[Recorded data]
····················
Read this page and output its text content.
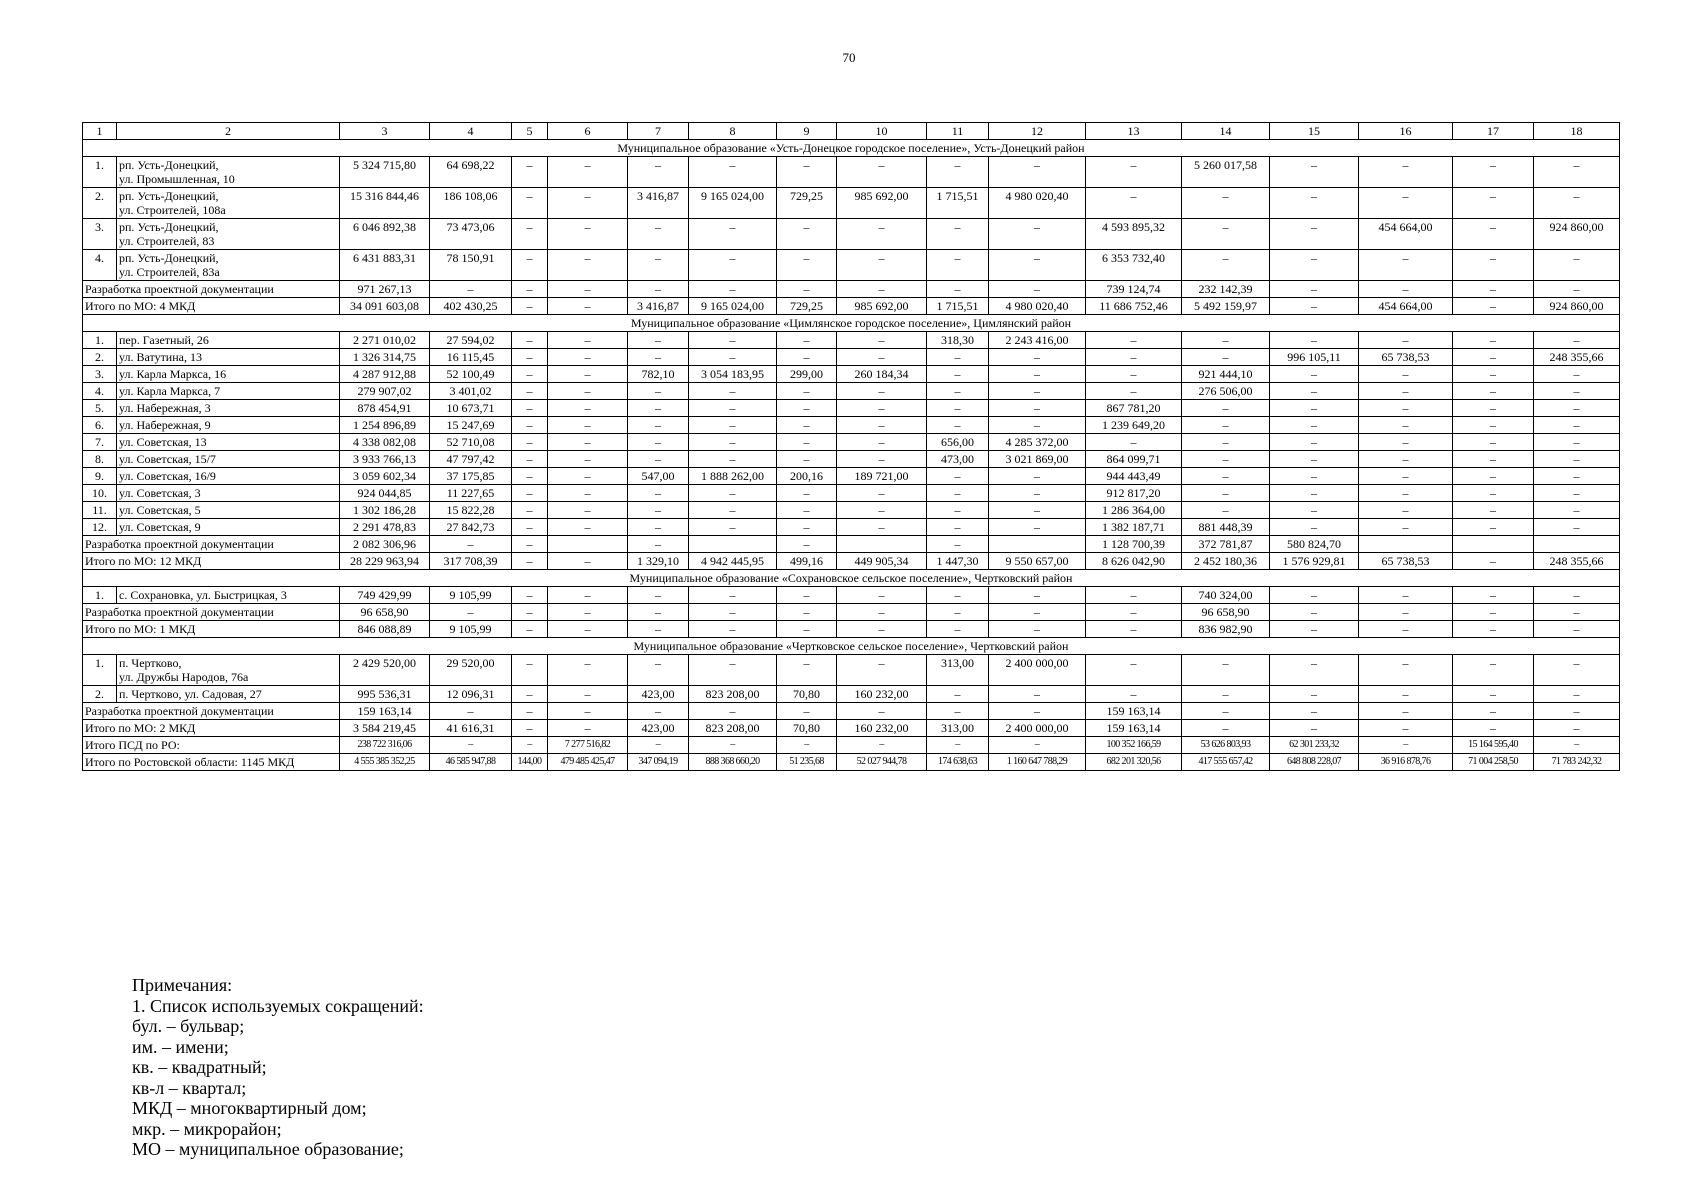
70
1	2	3	4	5	6	7	8	9	10	11	12	13	14	15	16	17	18
Муниципальное образование «Усть-Донецкое городское поселение», Усть-Донецкий район																	
1.	рп. Усть-Донецкий,
ул. Промышленная, 10	5 324 715,80	64 698,22	–	–	–	–	–	–	–	–	–	5 260 017,58	–	–	–	–
2.	рп. Усть-Донецкий,
ул. Строителей, 108а	15 316 844,46	186 108,06	–	–	3 416,87	9 165 024,00	729,25	985 692,00	1 715,51	4 980 020,40	–	–	–	–	–	–
3.	рп. Усть-Донецкий,
ул. Строителей, 83	6 046 892,38	73 473,06	–	–	–	–	–	–	–	–	4 593 895,32	–	–	454 664,00	–	924 860,00
4.	рп. Усть-Донецкий,
ул. Строителей, 83а	6 431 883,31	78 150,91	–	–	–	–	–	–	–	–	6 353 732,40	–	–	–	–	–
Разработка проектной документации		971 267,13	–	–	–	–	–	–	–	–	–	739 124,74	232 142,39	–	–	–	–
Итого по МО: 4 МКД		34 091 603,08	402 430,25	–	–	3 416,87	9 165 024,00	729,25	985 692,00	1 715,51	4 980 020,40	11 686 752,46	5 492 159,97	–	454 664,00	–	924 860,00
Муниципальное образование «Цимлянское городское поселение», Цимлянский район																	
1.	пер. Газетный, 26	2 271 010,02	27 594,02	–	–	–	–	–	–	318,30	2 243 416,00	–	–	–	–	–	–
2.	ул. Ватутина, 13	1 326 314,75	16 115,45	–	–	–	–	–	–	–	–	–	–	996 105,11	65 738,53	–	248 355,66
3.	ул. Карла Маркса, 16	4 287 912,88	52 100,49	–	–	782,10	3 054 183,95	299,00	260 184,34	–	–	–	921 444,10	–	–	–	–
4.	ул. Карла Маркса, 7	279 907,02	3 401,02	–	–	–	–	–	–	–	–	–	276 506,00	–	–	–	–
5.	ул. Набережная, 3	878 454,91	10 673,71	–	–	–	–	–	–	–	–	867 781,20	–	–	–	–	–
6.	ул. Набережная, 9	1 254 896,89	15 247,69	–	–	–	–	–	–	–	–	1 239 649,20	–	–	–	–	–
7.	ул. Советская, 13	4 338 082,08	52 710,08	–	–	–	–	–	–	656,00	4 285 372,00	–	–	–	–	–	–
8.	ул. Советская, 15/7	3 933 766,13	47 797,42	–	–	–	–	–	–	473,00	3 021 869,00	864 099,71	–	–	–	–	–
9.	ул. Советская, 16/9	3 059 602,34	37 175,85	–	–	547,00	1 888 262,00	200,16	189 721,00	–	–	944 443,49	–	–	–	–	–
10.	ул. Советская, 3	924 044,85	11 227,65	–	–	–	–	–	–	–	–	912 817,20	–	–	–	–	–
11.	ул. Советская, 5	1 302 186,28	15 822,28	–	–	–	–	–	–	–	–	1 286 364,00	–	–	–	–	–
12.	ул. Советская, 9	2 291 478,83	27 842,73	–	–	–	–	–	–	–	–	1 382 187,71	881 448,39	–	–	–	–
Разработка проектной документации		2 082 306,96	–	–		–		–		–		1 128 700,39	372 781,87	580 824,70			
Итого по МО: 12 МКД		28 229 963,94	317 708,39	–	–	1 329,10	4 942 445,95	499,16	449 905,34	1 447,30	9 550 657,00	8 626 042,90	2 452 180,36	1 576 929,81	65 738,53	–	248 355,66
Муниципальное образование «Сохрановское сельское поселение», Чертковский район																	
1.	с. Сохрановка, ул. Быстрицкая, 3	749 429,99	9 105,99	–	–	–	–	–	–	–	–	–	740 324,00	–	–	–	–
Разработка проектной документации		96 658,90	–	–	–	–	–	–	–	–	–	–	96 658,90	–	–	–	–
Итого по МО: 1 МКД		846 088,89	9 105,99	–	–	–	–	–	–	–	–	–	836 982,90	–	–	–	–
Муниципальное образование «Чертковское сельское поселение», Чертковский район																	
1.	п. Чертково,
ул. Дружбы Народов, 76а	2 429 520,00	29 520,00	–	–	–	–	–	–	313,00	2 400 000,00	–	–	–	–	–	–
2.	п. Чертково, ул. Садовая, 27	995 536,31	12 096,31	–	–	423,00	823 208,00	70,80	160 232,00	–	–	–	–	–	–	–	–
Разработка проектной документации		159 163,14	–	–	–	–	–	–	–	–	–	159 163,14	–	–	–	–	–
Итого по МО: 2 МКД		3 584 219,45	41 616,31	–	–	423,00	823 208,00	70,80	160 232,00	313,00	2 400 000,00	159 163,14	–	–	–	–	–
Итого ПСД по РО:		238 722 316,06	–	–	7 277 516,82	–	–	–	–	–	–	100 352 166,59	53 626 803,93	62 301 233,32	–	15 164 595,40	–
Итого по Ростовской области: 1145 МКД		4 555 385 352,25	46 585 947,88	144,00	479 485 425,47	347 094,19	888 368 660,20	51 235,68	52 027 944,78	174 638,63	1 160 647 788,29	682 201 320,56	417 555 657,42	648 808 228,07	36 916 878,76	71 004 258,50	71 783 242,32
Примечания:
1. Список используемых сокращений:
бул. – бульвар;
им. – имени;
кв. – квадратный;
кв-л – квартал;
МКД – многоквартирный дом;
мкр. – микрорайон;
МО – муниципальное образование;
····················
Task instructions »
Excluding the pictures, restate the records above word for word.

Solution to this exercise »
Read this page and output its text content.
70
1	2	3	4	5	6	7	8	9	10	11	12	13	14	15	16	17	18
Муниципальное образование «Усть-Донецкое городское поселение», Усть-Донецкий район																	
1.	рп. Усть-Донецкий,
ул. Промышленная, 10	5 324 715,80	64 698,22	–	–	–	–	–	–	–	–	–	5 260 017,58	–	–	–	–
2.	рп. Усть-Донецкий,
ул. Строителей, 108а	15 316 844,46	186 108,06	–	–	3 416,87	9 165 024,00	729,25	985 692,00	1 715,51	4 980 020,40	–	–	–	–	–	–
3.	рп. Усть-Донецкий,
ул. Строителей, 83	6 046 892,38	73 473,06	–	–	–	–	–	–	–	–	4 593 895,32	–	–	454 664,00	–	924 860,00
4.	рп. Усть-Донецкий,
ул. Строителей, 83а	6 431 883,31	78 150,91	–	–	–	–	–	–	–	–	6 353 732,40	–	–	–	–	–
Разработка проектной документации		971 267,13	–	–	–	–	–	–	–	–	–	739 124,74	232 142,39	–	–	–	–
Итого по МО: 4 МКД		34 091 603,08	402 430,25	–	–	3 416,87	9 165 024,00	729,25	985 692,00	1 715,51	4 980 020,40	11 686 752,46	5 492 159,97	–	454 664,00	–	924 860,00
Муниципальное образование «Цимлянское городское поселение», Цимлянский район																	
1.	пер. Газетный, 26	2 271 010,02	27 594,02	–	–	–	–	–	–	318,30	2 243 416,00	–	–	–	–	–	–
2.	ул. Ватутина, 13	1 326 314,75	16 115,45	–	–	–	–	–	–	–	–	–	–	996 105,11	65 738,53	–	248 355,66
3.	ул. Карла Маркса, 16	4 287 912,88	52 100,49	–	–	782,10	3 054 183,95	299,00	260 184,34	–	–	–	921 444,10	–	–	–	–
4.	ул. Карла Маркса, 7	279 907,02	3 401,02	–	–	–	–	–	–	–	–	–	276 506,00	–	–	–	–
5.	ул. Набережная, 3	878 454,91	10 673,71	–	–	–	–	–	–	–	–	867 781,20	–	–	–	–	–
6.	ул. Набережная, 9	1 254 896,89	15 247,69	–	–	–	–	–	–	–	–	1 239 649,20	–	–	–	–	–
7.	ул. Советская, 13	4 338 082,08	52 710,08	–	–	–	–	–	–	656,00	4 285 372,00	–	–	–	–	–	–
8.	ул. Советская, 15/7	3 933 766,13	47 797,42	–	–	–	–	–	–	473,00	3 021 869,00	864 099,71	–	–	–	–	–
9.	ул. Советская, 16/9	3 059 602,34	37 175,85	–	–	547,00	1 888 262,00	200,16	189 721,00	–	–	944 443,49	–	–	–	–	–
10.	ул. Советская, 3	924 044,85	11 227,65	–	–	–	–	–	–	–	–	912 817,20	–	–	–	–	–
11.	ул. Советская, 5	1 302 186,28	15 822,28	–	–	–	–	–	–	–	–	1 286 364,00	–	–	–	–	–
12.	ул. Советская, 9	2 291 478,83	27 842,73	–	–	–	–	–	–	–	–	1 382 187,71	881 448,39	–	–	–	–
Разработка проектной документации		2 082 306,96	–	–		–		–		–		1 128 700,39	372 781,87	580 824,70			
Итого по МО: 12 МКД		28 229 963,94	317 708,39	–	–	1 329,10	4 942 445,95	499,16	449 905,34	1 447,30	9 550 657,00	8 626 042,90	2 452 180,36	1 576 929,81	65 738,53	–	248 355,66
Муниципальное образование «Сохрановское сельское поселение», Чертковский район																	
1.	с. Сохрановка, ул. Быстрицкая, 3	749 429,99	9 105,99	–	–	–	–	–	–	–	–	–	740 324,00	–	–	–	–
Разработка проектной документации		96 658,90	–	–	–	–	–	–	–	–	–	–	96 658,90	–	–	–	–
Итого по МО: 1 МКД		846 088,89	9 105,99	–	–	–	–	–	–	–	–	–	836 982,90	–	–	–	–
Муниципальное образование «Чертковское сельское поселение», Чертковский район																	
1.	п. Чертково,
ул. Дружбы Народов, 76а	2 429 520,00	29 520,00	–	–	–	–	–	–	313,00	2 400 000,00	–	–	–	–	–	–
2.	п. Чертково, ул. Садовая, 27	995 536,31	12 096,31	–	–	423,00	823 208,00	70,80	160 232,00	–	–	–	–	–	–	–	–
Разработка проектной документации		159 163,14	–	–	–	–	–	–	–	–	–	159 163,14	–	–	–	–	–
Итого по МО: 2 МКД		3 584 219,45	41 616,31	–	–	423,00	823 208,00	70,80	160 232,00	313,00	2 400 000,00	159 163,14	–	–	–	–	–
Итого ПСД по РО:		238 722 316,06	–	–	7 277 516,82	–	–	–	–	–	–	100 352 166,59	53 626 803,93	62 301 233,32	–	15 164 595,40	–
Итого по Ростовской области: 1145 МКД		4 555 385 352,25	46 585 947,88	144,00	479 485 425,47	347 094,19	888 368 660,20	51 235,68	52 027 944,78	174 638,63	1 160 647 788,29	682 201 320,56	417 555 657,42	648 808 228,07	36 916 878,76	71 004 258,50	71 783 242,32
Примечания:
1. Список используемых сокращений:
бул. – бульвар;
им. – имени;
кв. – квадратный;
кв-л – квартал;
МКД – многоквартирный дом;
мкр. – микрорайон;
МО – муниципальное образование;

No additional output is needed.